### Task brief
Can you copy out the data exactly? Leave the images out.

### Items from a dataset
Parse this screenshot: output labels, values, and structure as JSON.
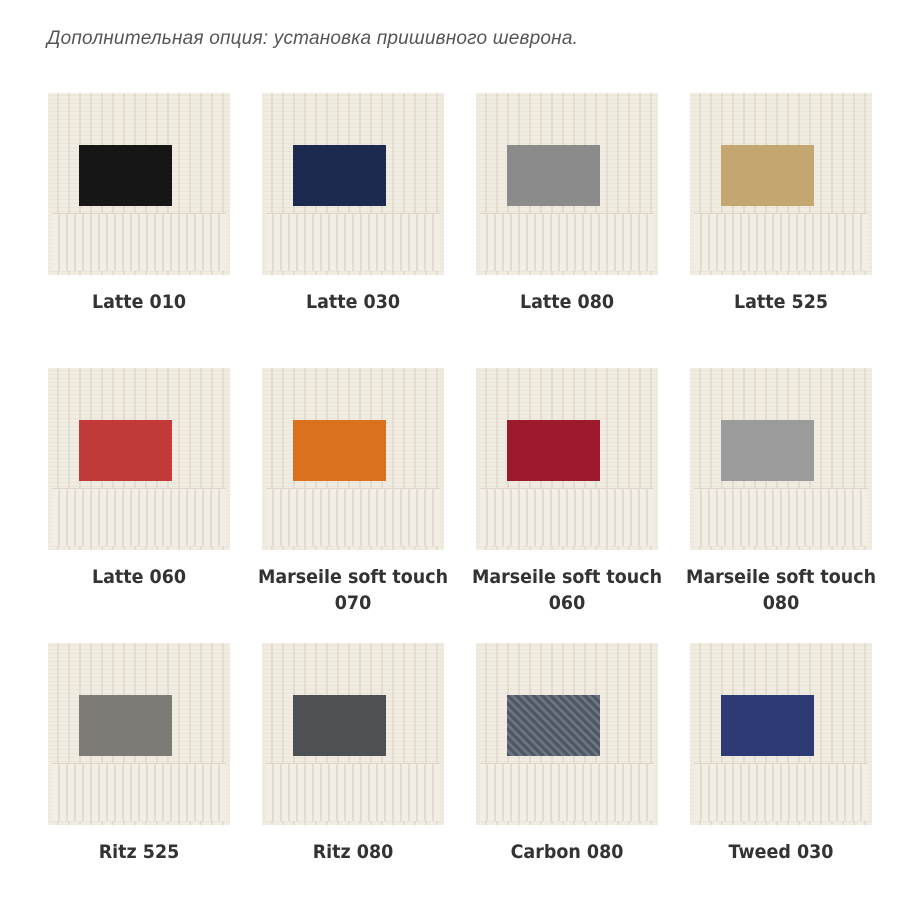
{
  "heading": "Дополнительная опция: установка пришивного шеврона.",
  "items": [
    {
      "label": "Latte 010",
      "color": "#161616"
    },
    {
      "label": "Latte 030",
      "color": "#1c2a4f"
    },
    {
      "label": "Latte 080",
      "color": "#8b8b8b"
    },
    {
      "label": "Latte 525",
      "color": "#c3a670"
    },
    {
      "label": "Latte 060",
      "color": "#c23a38"
    },
    {
      "label": "Marseile soft touch 070",
      "color": "#d9711f"
    },
    {
      "label": "Marseile soft touch 060",
      "color": "#9c1a2c"
    },
    {
      "label": "Marseile soft touch 080",
      "color": "#9b9b9b"
    },
    {
      "label": "Ritz 525",
      "color": "#7d7b75"
    },
    {
      "label": "Ritz 080",
      "color": "#4e5153"
    },
    {
      "label": "Carbon 080",
      "color": "#5c6470"
    },
    {
      "label": "Tweed 030",
      "color": "#2d3a74"
    }
  ]
}
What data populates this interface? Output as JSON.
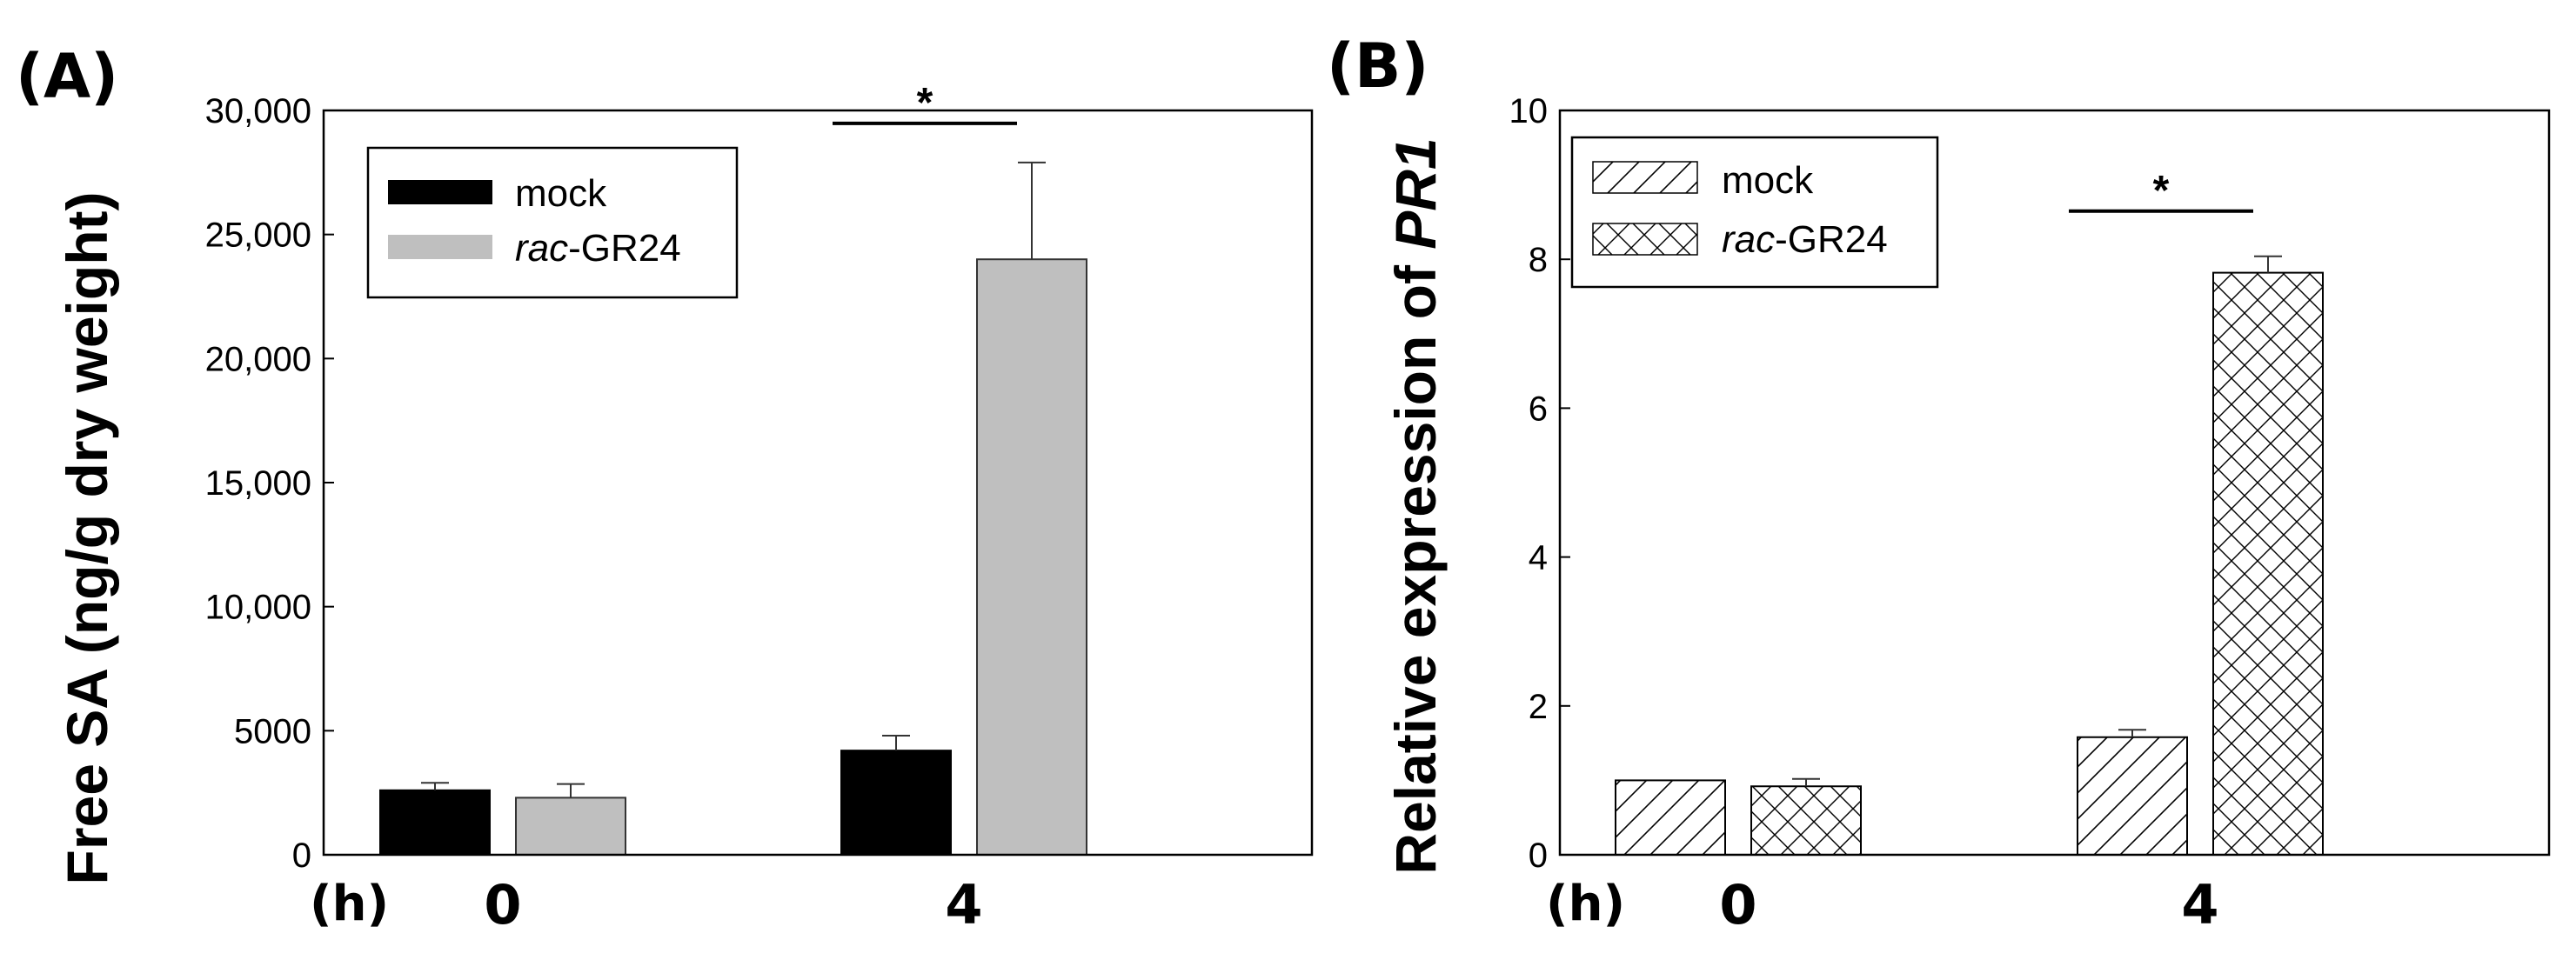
{
  "chart_data": [
    {
      "panel_label": "(A)",
      "type": "bar",
      "ylabel": "Free SA (ng/g dry weight)",
      "xunit_label": "(h)",
      "categories": [
        "0",
        "4"
      ],
      "ylim": [
        0,
        30000
      ],
      "yticks": [
        "0",
        "5000",
        "10,000",
        "15,000",
        "20,000",
        "25,000",
        "30,000"
      ],
      "ytick_values": [
        0,
        5000,
        10000,
        15000,
        20000,
        25000,
        30000
      ],
      "series": [
        {
          "name": "mock",
          "values": [
            2600,
            4200
          ],
          "errors": [
            300,
            600
          ],
          "fill": "#000000"
        },
        {
          "name": "rac-GR24",
          "values": [
            2300,
            24000
          ],
          "errors": [
            550,
            3900
          ],
          "fill": "#bfbfbf"
        }
      ],
      "legend": {
        "placement": "top-left",
        "entries": [
          {
            "italic": "",
            "text": "mock"
          },
          {
            "italic": "rac",
            "text": "-GR24"
          }
        ]
      },
      "significance": [
        {
          "category": "4",
          "label": "*"
        }
      ],
      "grid": false
    },
    {
      "panel_label": "(B)",
      "type": "bar",
      "ylabel_prefix": "Relative expression of ",
      "ylabel_gene": "PR1",
      "xunit_label": "(h)",
      "categories": [
        "0",
        "4"
      ],
      "ylim": [
        0,
        10
      ],
      "yticks": [
        "0",
        "2",
        "4",
        "6",
        "8",
        "10"
      ],
      "ytick_values": [
        0,
        2,
        4,
        6,
        8,
        10
      ],
      "series": [
        {
          "name": "mock",
          "values": [
            1.0,
            1.58
          ],
          "errors": [
            0,
            0.1
          ],
          "pattern": "diagonal-hatch"
        },
        {
          "name": "rac-GR24",
          "values": [
            0.92,
            7.82
          ],
          "errors": [
            0.1,
            0.22
          ],
          "pattern": "cross-hatch"
        }
      ],
      "legend": {
        "placement": "top-left",
        "entries": [
          {
            "italic": "",
            "text": "mock"
          },
          {
            "italic": "rac",
            "text": "-GR24"
          }
        ]
      },
      "significance": [
        {
          "category": "4",
          "label": "*"
        }
      ],
      "grid": false
    }
  ]
}
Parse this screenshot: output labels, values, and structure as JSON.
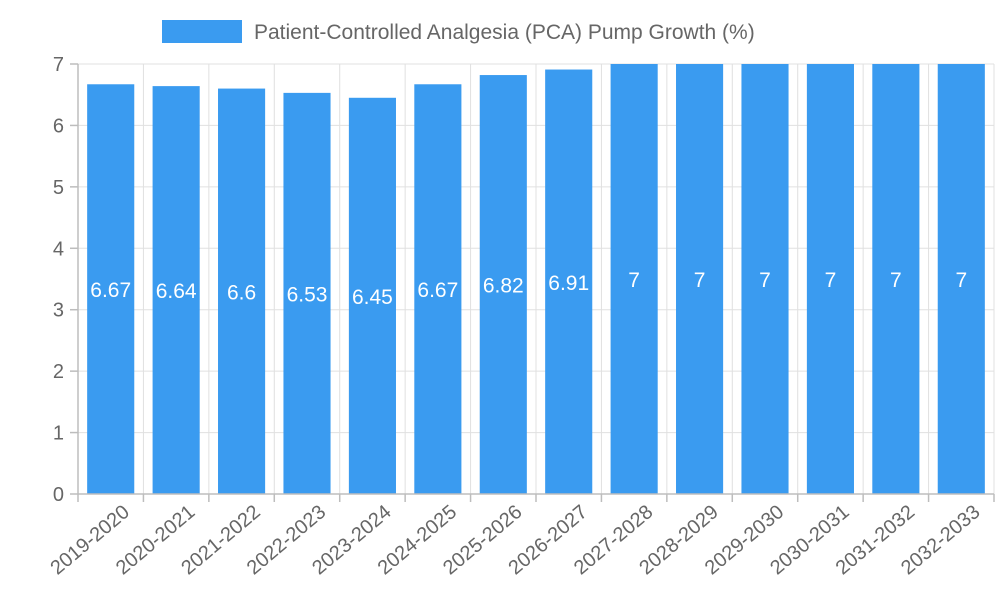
{
  "chart_data": {
    "type": "bar",
    "title": "",
    "xlabel": "",
    "ylabel": "",
    "ylim": [
      0,
      7
    ],
    "yticks": [
      "0",
      "1",
      "2",
      "3",
      "4",
      "5",
      "6",
      "7"
    ],
    "grid": true,
    "legend_position": "top-center",
    "categories": [
      "2019-2020",
      "2020-2021",
      "2021-2022",
      "2022-2023",
      "2023-2024",
      "2024-2025",
      "2025-2026",
      "2026-2027",
      "2027-2028",
      "2028-2029",
      "2029-2030",
      "2030-2031",
      "2031-2032",
      "2032-2033"
    ],
    "series": [
      {
        "name": "Patient-Controlled Analgesia (PCA) Pump Growth (%)",
        "color": "#3a9bf0",
        "values": [
          6.67,
          6.64,
          6.6,
          6.53,
          6.45,
          6.67,
          6.82,
          6.91,
          7,
          7,
          7,
          7,
          7,
          7
        ],
        "labels": [
          "6.67",
          "6.64",
          "6.6",
          "6.53",
          "6.45",
          "6.67",
          "6.82",
          "6.91",
          "7",
          "7",
          "7",
          "7",
          "7",
          "7"
        ]
      }
    ]
  }
}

### Result for this task
Parse this screenshot: output labels, values, and structure as JSON.
{
  "heading": "Дополнительная опция: установка пришивного шеврона.",
  "items": [
    {
      "label": "Latte 010",
      "color": "#161616"
    },
    {
      "label": "Latte 030",
      "color": "#1c2a4f"
    },
    {
      "label": "Latte 080",
      "color": "#8b8b8b"
    },
    {
      "label": "Latte 525",
      "color": "#c3a670"
    },
    {
      "label": "Latte 060",
      "color": "#c23a38"
    },
    {
      "label": "Marseile soft touch 070",
      "color": "#d9711f"
    },
    {
      "label": "Marseile soft touch 060",
      "color": "#9c1a2c"
    },
    {
      "label": "Marseile soft touch 080",
      "color": "#9b9b9b"
    },
    {
      "label": "Ritz 525",
      "color": "#7d7b75"
    },
    {
      "label": "Ritz 080",
      "color": "#4e5153"
    },
    {
      "label": "Carbon 080",
      "color": "#5c6470"
    },
    {
      "label": "Tweed 030",
      "color": "#2d3a74"
    }
  ]
}
What data populates this interface? Output as JSON.
{
  "chart_data": [
    {
      "panel_label": "(A)",
      "type": "bar",
      "ylabel": "Free SA (ng/g dry weight)",
      "xunit_label": "(h)",
      "categories": [
        "0",
        "4"
      ],
      "ylim": [
        0,
        30000
      ],
      "yticks": [
        "0",
        "5000",
        "10,000",
        "15,000",
        "20,000",
        "25,000",
        "30,000"
      ],
      "ytick_values": [
        0,
        5000,
        10000,
        15000,
        20000,
        25000,
        30000
      ],
      "series": [
        {
          "name": "mock",
          "values": [
            2600,
            4200
          ],
          "errors": [
            300,
            600
          ],
          "fill": "#000000"
        },
        {
          "name": "rac-GR24",
          "values": [
            2300,
            24000
          ],
          "errors": [
            550,
            3900
          ],
          "fill": "#bfbfbf"
        }
      ],
      "legend": {
        "placement": "top-left",
        "entries": [
          {
            "italic": "",
            "text": "mock"
          },
          {
            "italic": "rac",
            "text": "-GR24"
          }
        ]
      },
      "significance": [
        {
          "category": "4",
          "label": "*"
        }
      ],
      "grid": false
    },
    {
      "panel_label": "(B)",
      "type": "bar",
      "ylabel_prefix": "Relative expression of ",
      "ylabel_gene": "PR1",
      "xunit_label": "(h)",
      "categories": [
        "0",
        "4"
      ],
      "ylim": [
        0,
        10
      ],
      "yticks": [
        "0",
        "2",
        "4",
        "6",
        "8",
        "10"
      ],
      "ytick_values": [
        0,
        2,
        4,
        6,
        8,
        10
      ],
      "series": [
        {
          "name": "mock",
          "values": [
            1.0,
            1.58
          ],
          "errors": [
            0,
            0.1
          ],
          "pattern": "diagonal-hatch"
        },
        {
          "name": "rac-GR24",
          "values": [
            0.92,
            7.82
          ],
          "errors": [
            0.1,
            0.22
          ],
          "pattern": "cross-hatch"
        }
      ],
      "legend": {
        "placement": "top-left",
        "entries": [
          {
            "italic": "",
            "text": "mock"
          },
          {
            "italic": "rac",
            "text": "-GR24"
          }
        ]
      },
      "significance": [
        {
          "category": "4",
          "label": "*"
        }
      ],
      "grid": false
    }
  ]
}
Parse this screenshot: output labels, values, and structure as JSON.
{
  "chart_data": {
    "type": "bar",
    "title": "",
    "xlabel": "",
    "ylabel": "",
    "ylim": [
      0,
      7
    ],
    "yticks": [
      "0",
      "1",
      "2",
      "3",
      "4",
      "5",
      "6",
      "7"
    ],
    "grid": true,
    "legend_position": "top-center",
    "categories": [
      "2019-2020",
      "2020-2021",
      "2021-2022",
      "2022-2023",
      "2023-2024",
      "2024-2025",
      "2025-2026",
      "2026-2027",
      "2027-2028",
      "2028-2029",
      "2029-2030",
      "2030-2031",
      "2031-2032",
      "2032-2033"
    ],
    "series": [
      {
        "name": "Patient-Controlled Analgesia (PCA) Pump Growth (%)",
        "color": "#3a9bf0",
        "values": [
          6.67,
          6.64,
          6.6,
          6.53,
          6.45,
          6.67,
          6.82,
          6.91,
          7,
          7,
          7,
          7,
          7,
          7
        ],
        "labels": [
          "6.67",
          "6.64",
          "6.6",
          "6.53",
          "6.45",
          "6.67",
          "6.82",
          "6.91",
          "7",
          "7",
          "7",
          "7",
          "7",
          "7"
        ]
      }
    ]
  }
}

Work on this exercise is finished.